Task details:
Go through the records below and copy out every line that contains the word "close".

(Page layout parsing data)
=== Begin Enclosure ===

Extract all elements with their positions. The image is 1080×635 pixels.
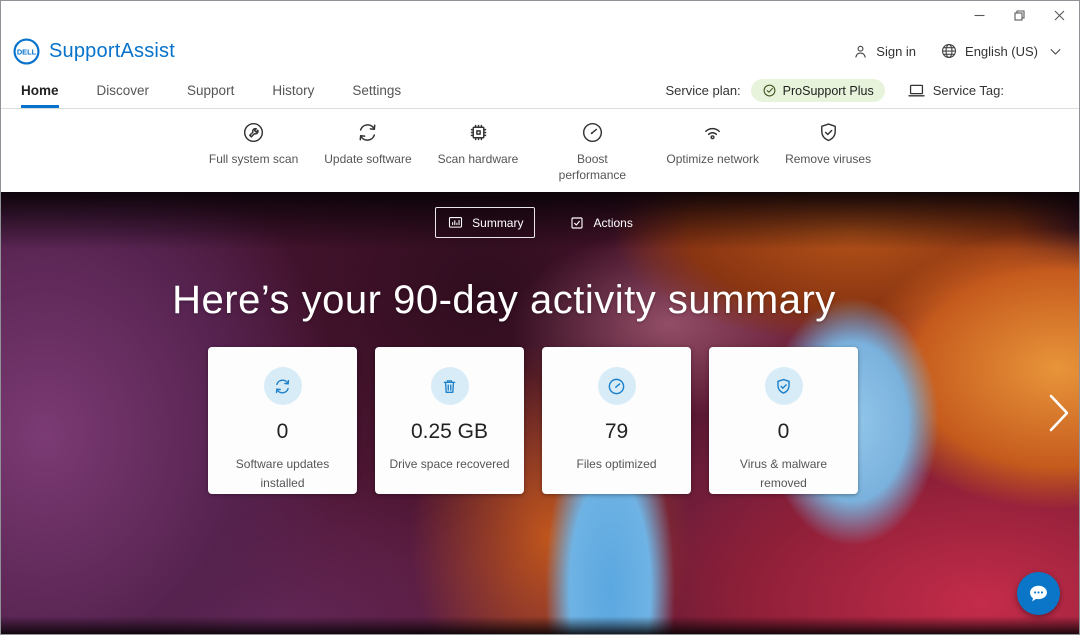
service-tag-label: Service Tag:	[932, 83, 1004, 98]
actions-toggle-label: Actions	[593, 215, 633, 230]
service-plan-area: Service plan: ProSupport Plus Service Ta…	[666, 73, 1004, 108]
nav-tabs: Home Discover Support History Settings	[21, 73, 401, 108]
card-software-updates: 0 Software updates installed	[208, 347, 357, 494]
card-files-optimized: 79 Files optimized	[542, 347, 691, 494]
speedometer-icon	[608, 378, 625, 394]
restore-icon	[1013, 9, 1025, 21]
quick-action-optimize-network[interactable]: Optimize network	[666, 121, 759, 192]
refresh-icon	[275, 378, 290, 394]
card-value: 0	[276, 420, 289, 443]
language-label: English (US)	[965, 43, 1038, 59]
dell-logo-icon: DELL	[13, 38, 40, 64]
window-titlebar	[1, 1, 1079, 29]
laptop-icon	[908, 84, 925, 97]
close-icon	[1054, 10, 1064, 20]
tab-settings[interactable]: Settings	[352, 83, 402, 98]
carousel-next-button[interactable]	[1047, 392, 1071, 439]
activity-summary-heading: Here’s your 90-day activity summary	[172, 278, 836, 322]
card-label: Software updates installed	[235, 457, 330, 490]
globe-icon	[942, 43, 957, 59]
tab-home[interactable]: Home	[21, 73, 59, 108]
card-value: 0.25 GB	[410, 420, 489, 443]
quick-action-update-software[interactable]: Update software	[324, 121, 412, 192]
quick-action-boost-performance[interactable]: Boost performance	[544, 121, 640, 192]
tab-history[interactable]: History	[272, 83, 315, 98]
chevron-right-icon	[1049, 394, 1069, 432]
check-circle-icon	[763, 84, 776, 97]
shield-check-icon	[777, 378, 790, 394]
full-system-scan-icon	[244, 122, 264, 143]
quick-action-scan-hardware[interactable]: Scan hardware	[437, 121, 519, 192]
service-plan-badge: ProSupport Plus	[750, 79, 885, 102]
close-button[interactable]	[1039, 1, 1079, 29]
card-label: Files optimized	[576, 457, 657, 471]
boost-performance-icon	[582, 122, 602, 143]
quick-action-label: Remove viruses	[785, 152, 872, 166]
app-header: DELL SupportAssist Sign in English (US)	[1, 29, 1079, 73]
summary-toggle-label: Summary	[472, 215, 524, 230]
sign-in-label: Sign in	[876, 43, 917, 59]
restore-button[interactable]	[999, 1, 1039, 29]
minimize-button[interactable]	[959, 1, 999, 29]
tab-support[interactable]: Support	[187, 83, 235, 98]
bar-chart-icon	[449, 217, 463, 228]
quick-action-label: Scan hardware	[437, 152, 519, 166]
quick-action-label: Update software	[324, 152, 412, 166]
user-icon	[855, 45, 866, 58]
card-drive-space: 0.25 GB Drive space recovered	[375, 347, 524, 494]
hero-banner: Summary Actions Here’s your 90-day activ…	[1, 192, 1079, 634]
view-toggle: Summary Actions	[1, 192, 1079, 238]
quick-action-remove-viruses[interactable]: Remove viruses	[785, 121, 871, 192]
remove-viruses-icon	[820, 123, 836, 142]
quick-action-label: Full system scan	[208, 152, 299, 166]
tab-discover[interactable]: Discover	[96, 83, 150, 98]
minimize-icon	[974, 14, 984, 16]
card-value: 0	[777, 420, 790, 443]
nav-row: Home Discover Support History Settings S…	[1, 73, 1079, 109]
quick-action-label: Optimize network	[666, 152, 760, 166]
quick-actions-toolbar: Full system scan Update software Scan ha…	[1, 109, 1079, 192]
chevron-down-icon	[1050, 48, 1061, 55]
quick-action-label: Boost performance	[558, 152, 627, 182]
card-label: Virus & malware removed	[739, 457, 828, 490]
service-plan-value: ProSupport Plus	[782, 83, 874, 98]
brand: DELL SupportAssist	[13, 38, 175, 65]
app-title: SupportAssist	[49, 39, 175, 62]
summary-toggle-button[interactable]: Summary	[435, 207, 536, 238]
optimize-network-icon	[705, 127, 721, 140]
language-selector[interactable]: English (US)	[940, 42, 1063, 60]
service-tag: Service Tag:	[907, 81, 1004, 100]
sign-in-button[interactable]: Sign in	[852, 43, 916, 60]
chat-button[interactable]	[1017, 572, 1060, 615]
update-software-icon	[359, 124, 376, 141]
chat-bubble-icon	[1030, 585, 1047, 602]
checkbox-icon	[571, 216, 584, 229]
quick-action-full-system-scan[interactable]: Full system scan	[209, 121, 298, 192]
actions-toggle-button[interactable]: Actions	[557, 208, 644, 238]
service-plan-label: Service plan:	[665, 83, 741, 98]
scan-hardware-icon	[470, 124, 486, 141]
summary-cards: 0 Software updates installed 0.25 GB Dri…	[1, 347, 1072, 494]
card-value: 79	[604, 420, 629, 443]
card-virus-removed: 0 Virus & malware removed	[709, 347, 858, 494]
card-label: Drive space recovered	[389, 457, 510, 471]
trash-icon	[443, 379, 456, 393]
svg-text:DELL: DELL	[17, 47, 37, 56]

=== End Enclosure ===

The answer:
close-icon	[1054, 10, 1064, 20]
close-button[interactable]	[1039, 1, 1079, 29]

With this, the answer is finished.